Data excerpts
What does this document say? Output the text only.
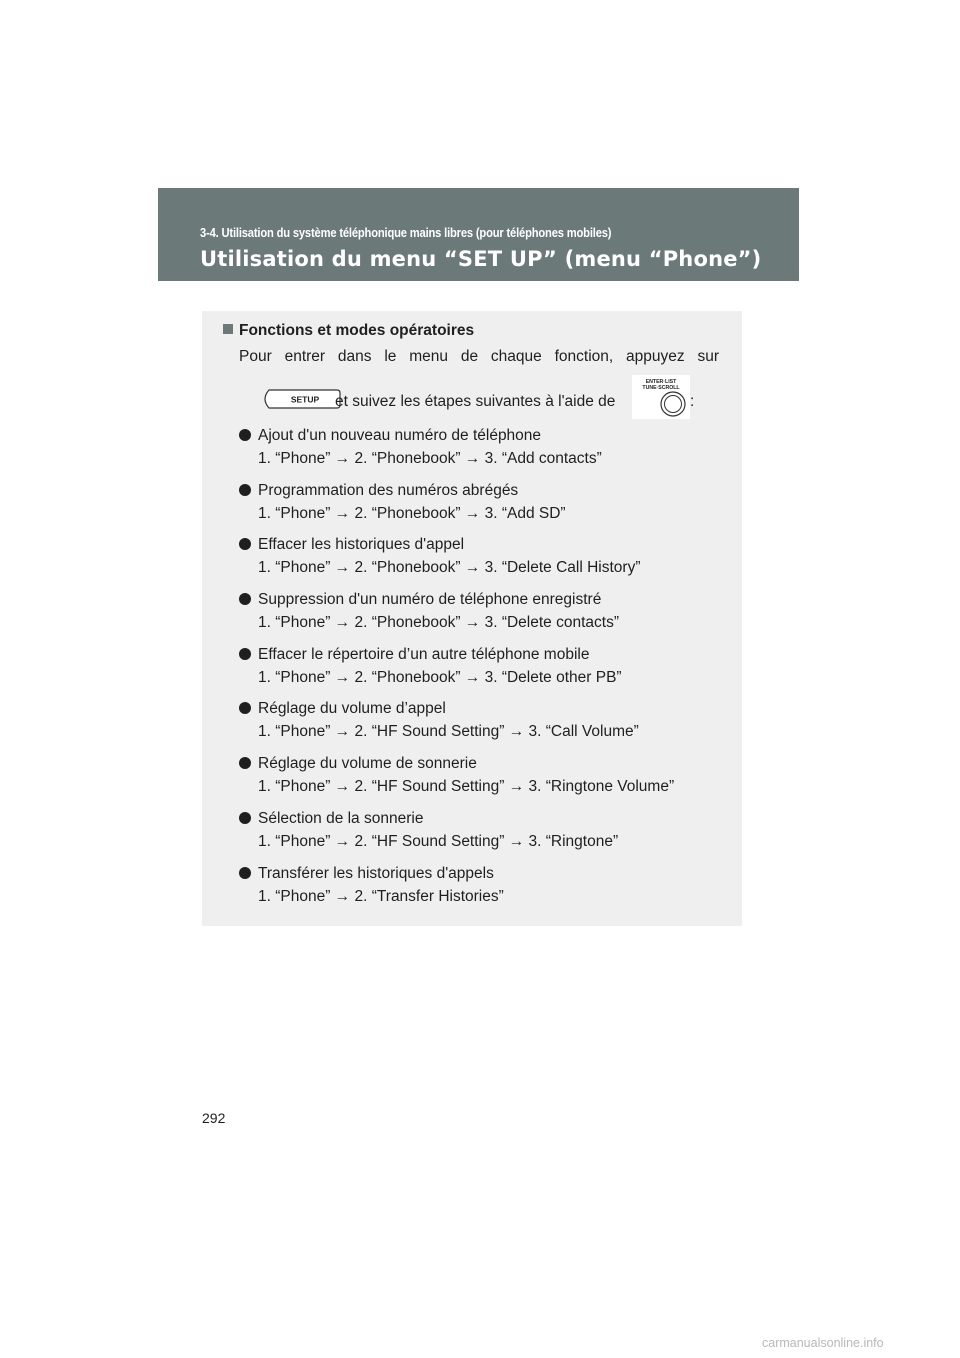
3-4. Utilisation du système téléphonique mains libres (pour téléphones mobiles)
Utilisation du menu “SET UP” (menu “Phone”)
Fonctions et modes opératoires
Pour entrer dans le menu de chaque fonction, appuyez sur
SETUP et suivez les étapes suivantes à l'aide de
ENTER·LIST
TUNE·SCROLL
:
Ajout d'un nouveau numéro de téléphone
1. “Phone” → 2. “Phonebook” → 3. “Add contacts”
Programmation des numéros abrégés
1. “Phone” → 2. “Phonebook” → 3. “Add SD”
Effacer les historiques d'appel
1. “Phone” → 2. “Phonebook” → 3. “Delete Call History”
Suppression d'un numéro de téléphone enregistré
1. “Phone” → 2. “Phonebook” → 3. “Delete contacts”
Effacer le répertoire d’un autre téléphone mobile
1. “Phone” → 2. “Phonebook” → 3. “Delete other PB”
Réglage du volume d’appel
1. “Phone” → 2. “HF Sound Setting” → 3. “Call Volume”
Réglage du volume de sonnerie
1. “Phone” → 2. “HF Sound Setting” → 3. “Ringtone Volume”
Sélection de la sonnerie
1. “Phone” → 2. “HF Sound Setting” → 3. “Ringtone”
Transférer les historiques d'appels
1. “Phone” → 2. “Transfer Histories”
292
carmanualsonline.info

---

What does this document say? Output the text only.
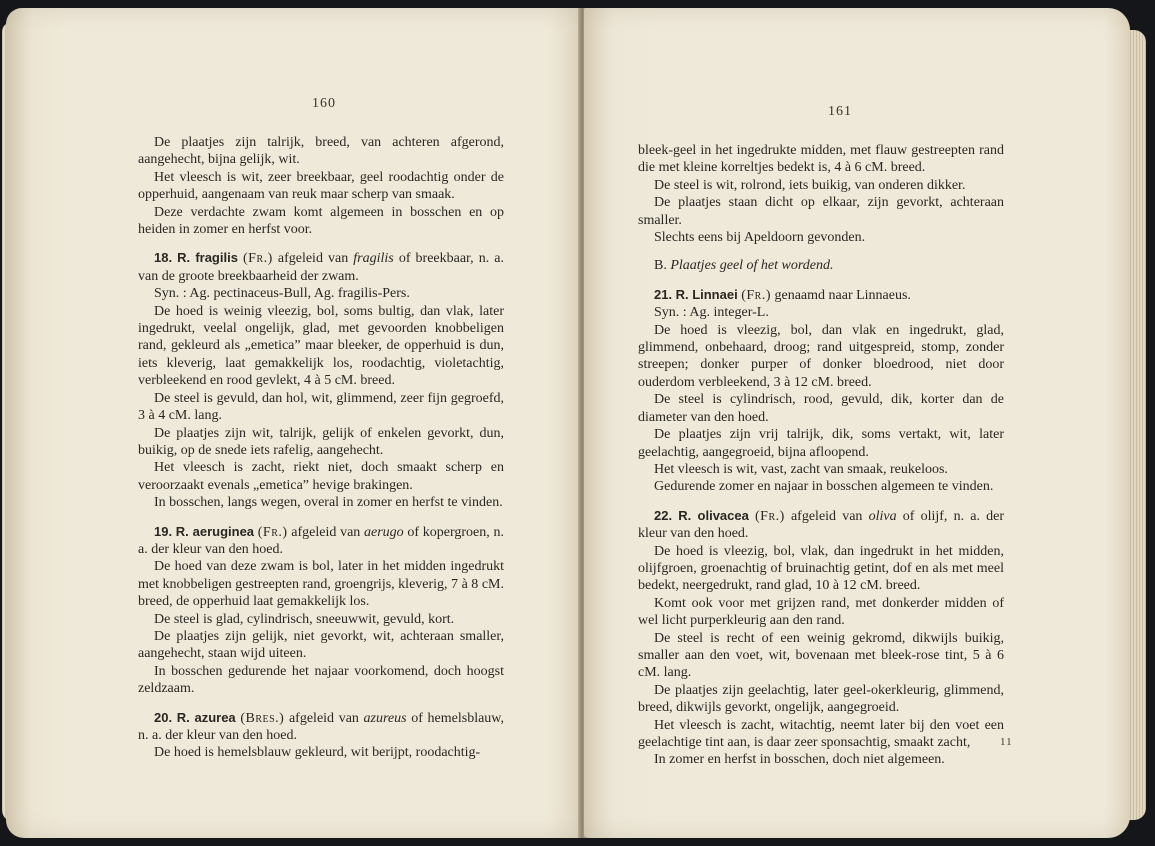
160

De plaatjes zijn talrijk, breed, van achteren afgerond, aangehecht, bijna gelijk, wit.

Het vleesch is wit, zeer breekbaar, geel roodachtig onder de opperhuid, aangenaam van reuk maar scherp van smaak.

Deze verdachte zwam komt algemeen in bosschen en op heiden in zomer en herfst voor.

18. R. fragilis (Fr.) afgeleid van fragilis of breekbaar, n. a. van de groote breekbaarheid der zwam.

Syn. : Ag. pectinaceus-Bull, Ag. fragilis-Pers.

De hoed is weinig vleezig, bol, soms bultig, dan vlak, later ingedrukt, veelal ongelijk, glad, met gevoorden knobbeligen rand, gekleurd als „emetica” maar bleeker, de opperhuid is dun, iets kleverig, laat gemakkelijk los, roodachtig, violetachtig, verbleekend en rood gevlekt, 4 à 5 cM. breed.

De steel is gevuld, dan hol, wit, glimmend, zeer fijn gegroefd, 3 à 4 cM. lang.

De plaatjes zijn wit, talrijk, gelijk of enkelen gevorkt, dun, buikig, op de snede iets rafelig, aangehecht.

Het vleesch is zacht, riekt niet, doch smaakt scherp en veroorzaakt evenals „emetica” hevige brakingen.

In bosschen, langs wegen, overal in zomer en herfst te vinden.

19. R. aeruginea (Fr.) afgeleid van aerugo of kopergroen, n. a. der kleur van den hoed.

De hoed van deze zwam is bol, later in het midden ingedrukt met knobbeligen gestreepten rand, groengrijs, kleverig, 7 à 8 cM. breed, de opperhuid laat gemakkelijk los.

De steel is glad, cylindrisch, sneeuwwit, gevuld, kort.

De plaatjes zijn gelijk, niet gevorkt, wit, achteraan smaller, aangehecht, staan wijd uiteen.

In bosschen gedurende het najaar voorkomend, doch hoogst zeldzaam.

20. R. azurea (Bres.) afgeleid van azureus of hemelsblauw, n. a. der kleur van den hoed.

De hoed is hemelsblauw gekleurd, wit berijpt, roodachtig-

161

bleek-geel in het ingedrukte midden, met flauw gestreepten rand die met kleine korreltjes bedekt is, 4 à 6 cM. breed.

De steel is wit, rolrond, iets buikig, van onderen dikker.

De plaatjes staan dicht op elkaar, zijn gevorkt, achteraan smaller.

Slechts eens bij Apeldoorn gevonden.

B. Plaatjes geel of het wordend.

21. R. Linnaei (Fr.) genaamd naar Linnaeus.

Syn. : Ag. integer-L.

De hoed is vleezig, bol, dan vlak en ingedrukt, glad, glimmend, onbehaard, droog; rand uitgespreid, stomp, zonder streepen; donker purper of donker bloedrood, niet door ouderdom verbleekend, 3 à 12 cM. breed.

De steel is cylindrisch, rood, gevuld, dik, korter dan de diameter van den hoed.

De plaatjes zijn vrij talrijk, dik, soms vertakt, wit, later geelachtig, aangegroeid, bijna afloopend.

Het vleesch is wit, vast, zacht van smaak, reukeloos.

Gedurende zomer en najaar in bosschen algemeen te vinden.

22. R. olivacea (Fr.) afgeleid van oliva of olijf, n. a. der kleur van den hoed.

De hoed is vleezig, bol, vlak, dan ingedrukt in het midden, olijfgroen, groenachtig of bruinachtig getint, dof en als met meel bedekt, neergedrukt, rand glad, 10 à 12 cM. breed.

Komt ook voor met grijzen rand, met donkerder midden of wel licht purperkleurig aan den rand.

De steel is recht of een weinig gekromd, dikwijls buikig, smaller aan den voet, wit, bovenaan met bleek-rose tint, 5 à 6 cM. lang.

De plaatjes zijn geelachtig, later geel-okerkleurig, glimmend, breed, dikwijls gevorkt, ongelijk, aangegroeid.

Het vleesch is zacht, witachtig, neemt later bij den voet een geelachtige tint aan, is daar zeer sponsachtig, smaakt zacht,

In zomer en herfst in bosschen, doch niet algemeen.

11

Directive
From the entries above, pull out each line that includes "gestreepten".

Task response
De hoed van deze zwam is bol, later in het midden ingedrukt met knobbeligen gestreepten rand, groengrijs, kleverig, 7 à 8 cM. breed, de opperhuid laat gemakkelijk los.
bleek-geel in het ingedrukte midden, met flauw gestreepten rand die met kleine korreltjes bedekt is, 4 à 6 cM. breed.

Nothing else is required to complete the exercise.